◆ To be done
Select all lines holding the word "paid" from the entries that follow.

** BEGIN Input rows **

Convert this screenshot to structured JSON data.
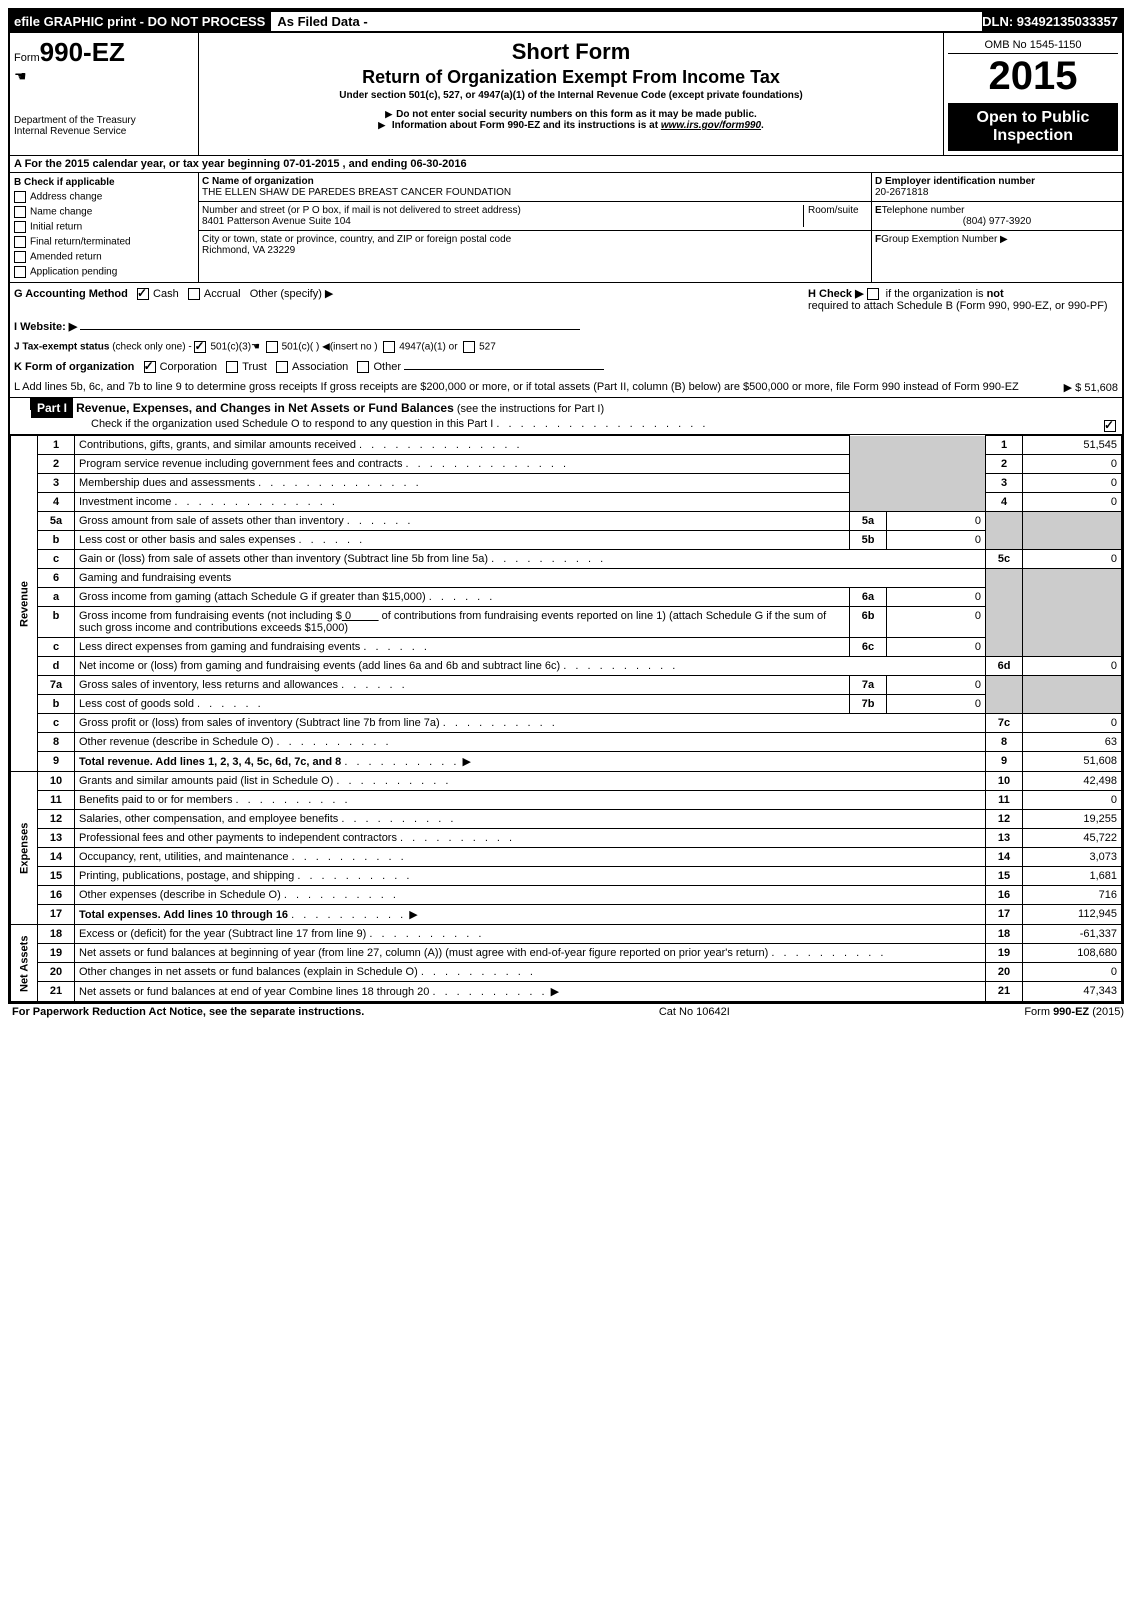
{
  "top": {
    "efile": "efile GRAPHIC print - DO NOT PROCESS",
    "asfiled": "As Filed Data -",
    "dln": "DLN: 93492135033357"
  },
  "header": {
    "form_prefix": "Form",
    "form_no": "990-EZ",
    "dept": "Department of the Treasury",
    "irs": "Internal Revenue Service",
    "short_form": "Short Form",
    "title": "Return of Organization Exempt From Income Tax",
    "under": "Under section 501(c), 527, or 4947(a)(1) of the Internal Revenue Code (except private foundations)",
    "note1": "Do not enter social security numbers on this form as it may be made public.",
    "note2_a": "Information about Form 990-EZ and its instructions is at ",
    "note2_link": "www.irs.gov/form990",
    "note2_b": ".",
    "omb": "OMB No 1545-1150",
    "year": "2015",
    "open": "Open to Public",
    "inspect": "Inspection"
  },
  "section_a": {
    "text": "A  For the 2015 calendar year, or tax year beginning 07-01-2015            , and ending 06-30-2016"
  },
  "section_b": {
    "label": "B  Check if applicable",
    "items": [
      "Address change",
      "Name change",
      "Initial return",
      "Final return/terminated",
      "Amended return",
      "Application pending"
    ]
  },
  "section_c": {
    "name_label": "C Name of organization",
    "name": "THE ELLEN SHAW DE PAREDES BREAST CANCER FOUNDATION",
    "addr_label": "Number and street (or P O box, if mail is not delivered to street address)",
    "room_label": "Room/suite",
    "addr": "8401 Patterson Avenue Suite 104",
    "city_label": "City or town, state or province, country, and ZIP or foreign postal code",
    "city": "Richmond, VA 23229"
  },
  "section_d": {
    "label": "D Employer identification number",
    "value": "20-2671818"
  },
  "section_e": {
    "label": "E",
    "text": "Telephone number",
    "value": "(804) 977-3920"
  },
  "section_f": {
    "label": "F",
    "text": "Group Exemption Number  ▶"
  },
  "section_g": {
    "label": "G Accounting Method",
    "cash": "Cash",
    "accrual": "Accrual",
    "other": "Other (specify) ▶"
  },
  "section_h": {
    "text": "H  Check ▶",
    "rest": "if the organization is",
    "not": "not",
    "rest2": "required to attach Schedule B (Form 990, 990-EZ, or 990-PF)"
  },
  "section_i": {
    "label": "I Website: ▶"
  },
  "section_j": {
    "label": "J Tax-exempt status",
    "small": "(check only one) -",
    "a": "501(c)(3)",
    "b": "501(c)( )",
    "c": "(insert no )",
    "d": "4947(a)(1) or",
    "e": "527"
  },
  "section_k": {
    "label": "K Form of organization",
    "corp": "Corporation",
    "trust": "Trust",
    "assoc": "Association",
    "other": "Other"
  },
  "section_l": {
    "text": "L Add lines 5b, 6c, and 7b to line 9 to determine gross receipts  If gross receipts are $200,000 or more, or if total assets (Part II, column (B) below) are $500,000 or more, file Form 990 instead of Form 990-EZ",
    "value": "▶ $ 51,608"
  },
  "part1": {
    "label": "Part I",
    "title": "Revenue, Expenses, and Changes in Net Assets or Fund Balances",
    "subtitle": "(see the instructions for Part I)",
    "check": "Check if the organization used Schedule O to respond to any question in this Part I"
  },
  "lines": [
    {
      "n": "1",
      "desc": "Contributions, gifts, grants, and similar amounts received",
      "rn": "1",
      "rv": "51,545"
    },
    {
      "n": "2",
      "desc": "Program service revenue including government fees and contracts",
      "rn": "2",
      "rv": "0"
    },
    {
      "n": "3",
      "desc": "Membership dues and assessments",
      "rn": "3",
      "rv": "0"
    },
    {
      "n": "4",
      "desc": "Investment income",
      "rn": "4",
      "rv": "0"
    }
  ],
  "line5a": {
    "n": "5a",
    "desc": "Gross amount from sale of assets other than inventory",
    "in": "5a",
    "iv": "0"
  },
  "line5b": {
    "n": "b",
    "desc": "Less  cost or other basis and sales expenses",
    "in": "5b",
    "iv": "0"
  },
  "line5c": {
    "n": "c",
    "desc": "Gain or (loss) from sale of assets other than inventory (Subtract line 5b from line 5a)",
    "rn": "5c",
    "rv": "0"
  },
  "line6": {
    "n": "6",
    "desc": "Gaming and fundraising events"
  },
  "line6a": {
    "n": "a",
    "desc": "Gross income from gaming (attach Schedule G if greater than $15,000)",
    "in": "6a",
    "iv": "0"
  },
  "line6b": {
    "n": "b",
    "desc1": "Gross income from fundraising events (not including $",
    "amt": "0",
    "desc2": " of contributions from fundraising events reported on line 1) (attach Schedule G if the sum of such gross income and contributions exceeds $15,000)",
    "in": "6b",
    "iv": "0"
  },
  "line6c": {
    "n": "c",
    "desc": "Less  direct expenses from gaming and fundraising events",
    "in": "6c",
    "iv": "0"
  },
  "line6d": {
    "n": "d",
    "desc": "Net income or (loss) from gaming and fundraising events (add lines 6a and 6b and subtract line 6c)",
    "rn": "6d",
    "rv": "0"
  },
  "line7a": {
    "n": "7a",
    "desc": "Gross sales of inventory, less returns and allowances",
    "in": "7a",
    "iv": "0"
  },
  "line7b": {
    "n": "b",
    "desc": "Less  cost of goods sold",
    "in": "7b",
    "iv": "0"
  },
  "line7c": {
    "n": "c",
    "desc": "Gross profit or (loss) from sales of inventory (Subtract line 7b from line 7a)",
    "rn": "7c",
    "rv": "0"
  },
  "line8": {
    "n": "8",
    "desc": "Other revenue (describe in Schedule O)",
    "rn": "8",
    "rv": "63"
  },
  "line9": {
    "n": "9",
    "desc": "Total revenue. Add lines 1, 2, 3, 4, 5c, 6d, 7c, and 8",
    "rn": "9",
    "rv": "51,608",
    "bold": true,
    "arrow": true
  },
  "expense_lines": [
    {
      "n": "10",
      "desc": "Grants and similar amounts paid (list in Schedule O)",
      "rn": "10",
      "rv": "42,498"
    },
    {
      "n": "11",
      "desc": "Benefits paid to or for members",
      "rn": "11",
      "rv": "0"
    },
    {
      "n": "12",
      "desc": "Salaries, other compensation, and employee benefits",
      "rn": "12",
      "rv": "19,255"
    },
    {
      "n": "13",
      "desc": "Professional fees and other payments to independent contractors",
      "rn": "13",
      "rv": "45,722"
    },
    {
      "n": "14",
      "desc": "Occupancy, rent, utilities, and maintenance",
      "rn": "14",
      "rv": "3,073"
    },
    {
      "n": "15",
      "desc": "Printing, publications, postage, and shipping",
      "rn": "15",
      "rv": "1,681"
    },
    {
      "n": "16",
      "desc": "Other expenses (describe in Schedule O)",
      "rn": "16",
      "rv": "716"
    },
    {
      "n": "17",
      "desc": "Total expenses. Add lines 10 through 16",
      "rn": "17",
      "rv": "112,945",
      "bold": true,
      "arrow": true
    }
  ],
  "net_lines": [
    {
      "n": "18",
      "desc": "Excess or (deficit) for the year (Subtract line 17 from line 9)",
      "rn": "18",
      "rv": "-61,337"
    },
    {
      "n": "19",
      "desc": "Net assets or fund balances at beginning of year (from line 27, column (A)) (must agree with end-of-year figure reported on prior year's return)",
      "rn": "19",
      "rv": "108,680"
    },
    {
      "n": "20",
      "desc": "Other changes in net assets or fund balances (explain in Schedule O)",
      "rn": "20",
      "rv": "0"
    },
    {
      "n": "21",
      "desc": "Net assets or fund balances at end of year  Combine lines 18 through 20",
      "rn": "21",
      "rv": "47,343",
      "arrow": true
    }
  ],
  "side_labels": {
    "revenue": "Revenue",
    "expenses": "Expenses",
    "net": "Net Assets"
  },
  "footer": {
    "left": "For Paperwork Reduction Act Notice, see the separate instructions.",
    "center": "Cat No 10642I",
    "right_a": "Form",
    "right_b": "990-EZ",
    "right_c": "(2015)"
  }
}
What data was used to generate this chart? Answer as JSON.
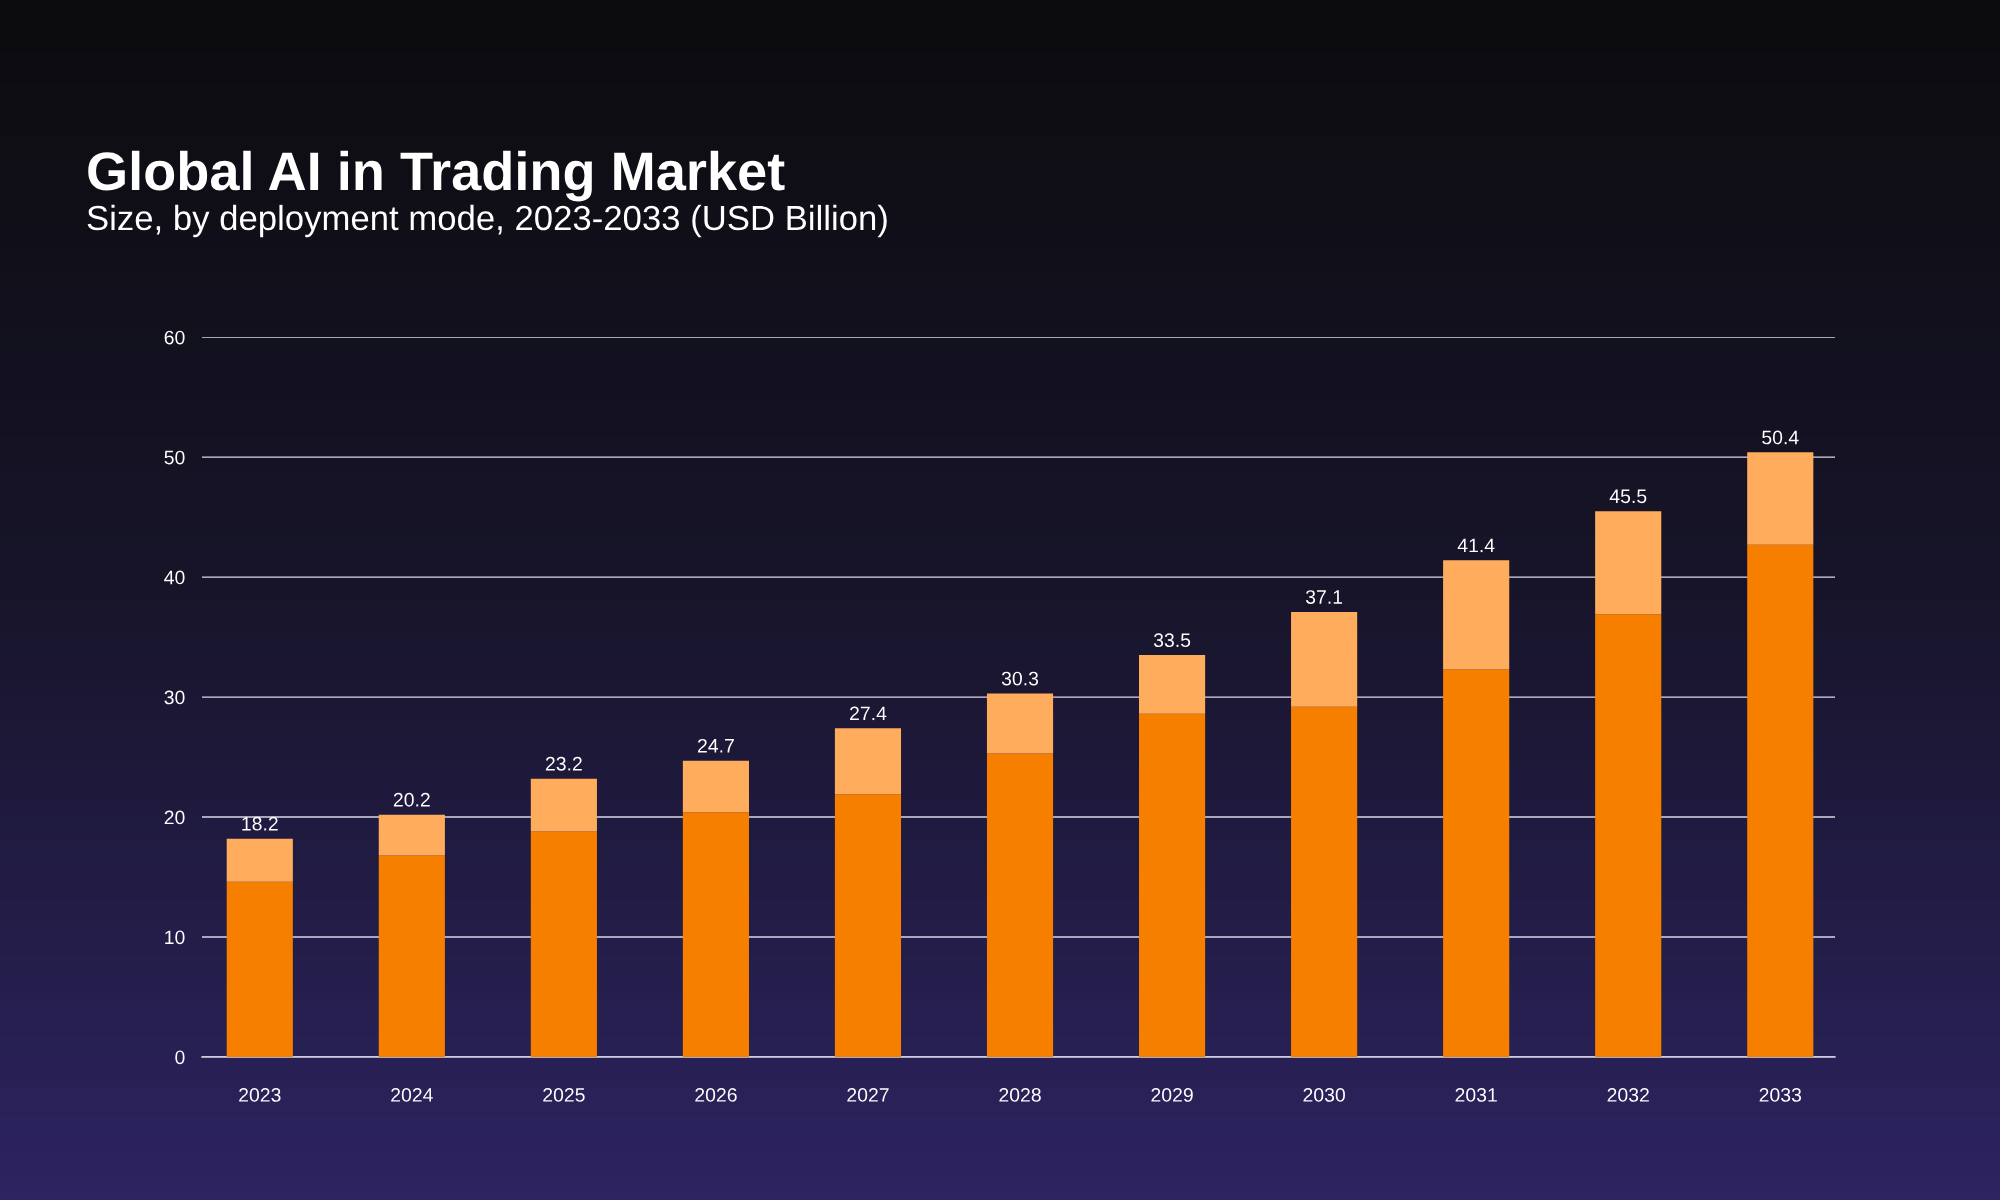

** END Input rows **

◆ Correct response
      "desc": "Grants and similar amounts paid (list in Schedule O)",
      "desc": "Benefits paid to or for members",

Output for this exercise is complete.